_INSTRUCTIONS TO FOLLOW_.
Search the material below for the string "text" and list each line that holds it.

_GIVEN RECORDS_.
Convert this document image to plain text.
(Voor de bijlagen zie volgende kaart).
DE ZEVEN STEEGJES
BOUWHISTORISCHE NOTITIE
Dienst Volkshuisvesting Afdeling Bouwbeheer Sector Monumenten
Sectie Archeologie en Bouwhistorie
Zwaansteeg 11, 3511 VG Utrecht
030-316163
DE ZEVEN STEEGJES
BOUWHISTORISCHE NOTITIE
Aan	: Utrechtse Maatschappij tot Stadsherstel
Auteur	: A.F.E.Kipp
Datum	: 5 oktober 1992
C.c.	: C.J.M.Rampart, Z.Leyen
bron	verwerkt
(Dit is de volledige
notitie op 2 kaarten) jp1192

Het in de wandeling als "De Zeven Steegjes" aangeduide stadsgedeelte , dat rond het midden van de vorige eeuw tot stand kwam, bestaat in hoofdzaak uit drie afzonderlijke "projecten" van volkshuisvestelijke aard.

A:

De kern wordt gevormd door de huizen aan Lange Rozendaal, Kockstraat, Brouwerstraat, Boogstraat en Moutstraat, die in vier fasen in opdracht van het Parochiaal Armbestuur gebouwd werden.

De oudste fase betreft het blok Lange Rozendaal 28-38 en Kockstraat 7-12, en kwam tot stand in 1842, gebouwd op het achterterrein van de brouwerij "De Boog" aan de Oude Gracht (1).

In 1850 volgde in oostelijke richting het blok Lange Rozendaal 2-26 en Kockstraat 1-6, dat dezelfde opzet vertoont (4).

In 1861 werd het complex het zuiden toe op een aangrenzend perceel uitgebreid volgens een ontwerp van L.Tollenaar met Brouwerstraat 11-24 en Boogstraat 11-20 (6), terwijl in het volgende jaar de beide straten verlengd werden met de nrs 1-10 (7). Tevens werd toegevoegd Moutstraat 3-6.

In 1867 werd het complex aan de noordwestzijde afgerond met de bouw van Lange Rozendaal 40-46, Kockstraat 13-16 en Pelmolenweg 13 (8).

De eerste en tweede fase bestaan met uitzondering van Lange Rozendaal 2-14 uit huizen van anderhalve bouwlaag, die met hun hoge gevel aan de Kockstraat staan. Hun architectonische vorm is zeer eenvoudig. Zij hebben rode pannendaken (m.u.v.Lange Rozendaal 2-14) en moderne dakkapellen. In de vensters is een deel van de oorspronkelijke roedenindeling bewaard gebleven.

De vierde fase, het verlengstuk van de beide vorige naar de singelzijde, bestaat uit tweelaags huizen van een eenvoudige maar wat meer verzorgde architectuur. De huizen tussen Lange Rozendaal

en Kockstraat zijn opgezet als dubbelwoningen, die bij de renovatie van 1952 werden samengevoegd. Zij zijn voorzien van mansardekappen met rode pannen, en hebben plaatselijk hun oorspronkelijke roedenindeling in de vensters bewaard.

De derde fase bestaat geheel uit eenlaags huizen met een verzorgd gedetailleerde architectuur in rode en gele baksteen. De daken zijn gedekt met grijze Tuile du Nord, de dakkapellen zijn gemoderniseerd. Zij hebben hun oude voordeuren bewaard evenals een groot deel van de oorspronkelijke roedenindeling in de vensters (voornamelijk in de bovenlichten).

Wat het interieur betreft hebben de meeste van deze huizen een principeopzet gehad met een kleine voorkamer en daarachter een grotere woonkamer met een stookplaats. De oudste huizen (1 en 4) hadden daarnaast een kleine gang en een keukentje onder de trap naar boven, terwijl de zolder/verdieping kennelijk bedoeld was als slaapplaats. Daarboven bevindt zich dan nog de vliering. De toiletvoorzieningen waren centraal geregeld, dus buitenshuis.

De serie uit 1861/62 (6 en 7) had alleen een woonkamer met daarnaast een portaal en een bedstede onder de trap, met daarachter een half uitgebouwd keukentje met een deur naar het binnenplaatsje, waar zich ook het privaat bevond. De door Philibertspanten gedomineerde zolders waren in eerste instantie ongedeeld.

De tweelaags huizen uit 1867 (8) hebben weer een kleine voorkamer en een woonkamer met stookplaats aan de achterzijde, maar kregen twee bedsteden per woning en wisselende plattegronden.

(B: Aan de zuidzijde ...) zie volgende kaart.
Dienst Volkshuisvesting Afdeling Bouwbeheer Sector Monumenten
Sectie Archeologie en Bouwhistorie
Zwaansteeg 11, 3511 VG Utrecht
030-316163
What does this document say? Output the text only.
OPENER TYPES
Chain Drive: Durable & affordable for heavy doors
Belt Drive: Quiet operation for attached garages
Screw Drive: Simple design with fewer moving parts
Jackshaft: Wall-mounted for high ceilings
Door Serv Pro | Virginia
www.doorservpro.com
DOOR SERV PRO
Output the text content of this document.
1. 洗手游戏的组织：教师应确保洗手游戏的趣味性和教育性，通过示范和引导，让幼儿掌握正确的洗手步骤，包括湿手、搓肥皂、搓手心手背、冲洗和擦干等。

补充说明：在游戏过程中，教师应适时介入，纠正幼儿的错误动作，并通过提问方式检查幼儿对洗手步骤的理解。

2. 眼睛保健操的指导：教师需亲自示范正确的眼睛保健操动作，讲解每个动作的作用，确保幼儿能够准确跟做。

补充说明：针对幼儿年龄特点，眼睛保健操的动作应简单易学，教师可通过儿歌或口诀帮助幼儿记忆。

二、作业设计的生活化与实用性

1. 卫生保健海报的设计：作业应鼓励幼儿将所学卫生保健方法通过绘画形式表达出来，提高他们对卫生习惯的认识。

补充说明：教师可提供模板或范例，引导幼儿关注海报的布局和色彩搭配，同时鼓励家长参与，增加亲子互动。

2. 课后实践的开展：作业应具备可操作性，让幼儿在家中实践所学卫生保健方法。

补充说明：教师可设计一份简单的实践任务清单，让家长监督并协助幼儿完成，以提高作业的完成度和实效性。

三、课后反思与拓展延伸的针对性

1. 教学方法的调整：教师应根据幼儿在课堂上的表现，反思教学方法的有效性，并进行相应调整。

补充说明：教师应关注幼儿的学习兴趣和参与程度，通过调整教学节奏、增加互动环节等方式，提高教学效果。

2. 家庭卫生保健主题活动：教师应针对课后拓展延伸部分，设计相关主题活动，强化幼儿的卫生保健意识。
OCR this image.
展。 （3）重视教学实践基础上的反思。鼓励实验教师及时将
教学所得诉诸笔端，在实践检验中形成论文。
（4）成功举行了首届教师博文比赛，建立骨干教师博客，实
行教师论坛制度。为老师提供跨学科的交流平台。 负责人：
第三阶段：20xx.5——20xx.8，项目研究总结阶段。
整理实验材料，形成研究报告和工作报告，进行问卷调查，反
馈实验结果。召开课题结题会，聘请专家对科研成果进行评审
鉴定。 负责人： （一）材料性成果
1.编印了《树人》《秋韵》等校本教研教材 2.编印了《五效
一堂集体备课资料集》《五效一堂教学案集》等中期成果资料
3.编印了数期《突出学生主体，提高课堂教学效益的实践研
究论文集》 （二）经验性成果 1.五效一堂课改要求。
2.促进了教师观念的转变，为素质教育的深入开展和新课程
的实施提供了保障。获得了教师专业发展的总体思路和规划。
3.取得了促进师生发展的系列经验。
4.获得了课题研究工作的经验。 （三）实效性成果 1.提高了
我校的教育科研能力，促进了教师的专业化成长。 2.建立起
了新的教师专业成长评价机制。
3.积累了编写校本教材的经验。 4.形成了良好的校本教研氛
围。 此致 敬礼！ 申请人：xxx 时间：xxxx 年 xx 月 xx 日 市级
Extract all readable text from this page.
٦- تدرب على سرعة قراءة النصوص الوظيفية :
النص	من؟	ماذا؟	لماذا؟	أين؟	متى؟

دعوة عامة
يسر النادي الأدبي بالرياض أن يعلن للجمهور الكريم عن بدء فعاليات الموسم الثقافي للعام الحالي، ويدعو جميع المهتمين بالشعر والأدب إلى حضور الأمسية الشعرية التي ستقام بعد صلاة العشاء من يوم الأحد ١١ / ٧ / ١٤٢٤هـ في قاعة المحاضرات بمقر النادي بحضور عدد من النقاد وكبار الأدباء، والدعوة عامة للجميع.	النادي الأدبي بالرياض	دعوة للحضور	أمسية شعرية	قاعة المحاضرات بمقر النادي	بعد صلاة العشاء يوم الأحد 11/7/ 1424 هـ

_WORKED SOLUTION_.
Convert this document image to plain text.
What does this document say? Output the text only.
Output the text content of this document.
Extract all readable text from this page.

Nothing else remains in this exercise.